_What the exercise asks_
Copy out all lines of the records in which the word "выбранные" appears.
=== Dataset records ===
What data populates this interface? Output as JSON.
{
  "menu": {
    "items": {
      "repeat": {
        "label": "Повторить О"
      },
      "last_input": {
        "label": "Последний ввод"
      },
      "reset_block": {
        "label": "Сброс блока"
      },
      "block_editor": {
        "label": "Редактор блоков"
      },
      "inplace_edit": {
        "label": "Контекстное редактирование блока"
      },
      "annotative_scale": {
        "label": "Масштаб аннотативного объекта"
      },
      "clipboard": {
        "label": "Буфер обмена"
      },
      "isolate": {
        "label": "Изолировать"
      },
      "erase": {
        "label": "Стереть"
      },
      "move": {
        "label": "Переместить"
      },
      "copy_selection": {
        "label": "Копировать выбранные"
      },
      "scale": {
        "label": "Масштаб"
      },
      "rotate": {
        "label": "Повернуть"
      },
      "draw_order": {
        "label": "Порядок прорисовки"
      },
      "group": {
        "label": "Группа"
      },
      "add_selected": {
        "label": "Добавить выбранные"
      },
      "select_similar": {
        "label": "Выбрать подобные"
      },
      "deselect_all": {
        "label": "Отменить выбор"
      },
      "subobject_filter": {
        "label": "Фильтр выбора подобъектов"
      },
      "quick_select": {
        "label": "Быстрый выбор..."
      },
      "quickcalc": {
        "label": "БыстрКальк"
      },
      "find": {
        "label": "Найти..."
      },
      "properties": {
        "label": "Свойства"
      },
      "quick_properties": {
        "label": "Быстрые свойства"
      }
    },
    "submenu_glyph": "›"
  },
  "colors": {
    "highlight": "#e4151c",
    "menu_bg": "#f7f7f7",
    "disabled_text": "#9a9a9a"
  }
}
===
_Final result_
        "label": "Копировать выбранные"
        "label": "Добавить выбранные"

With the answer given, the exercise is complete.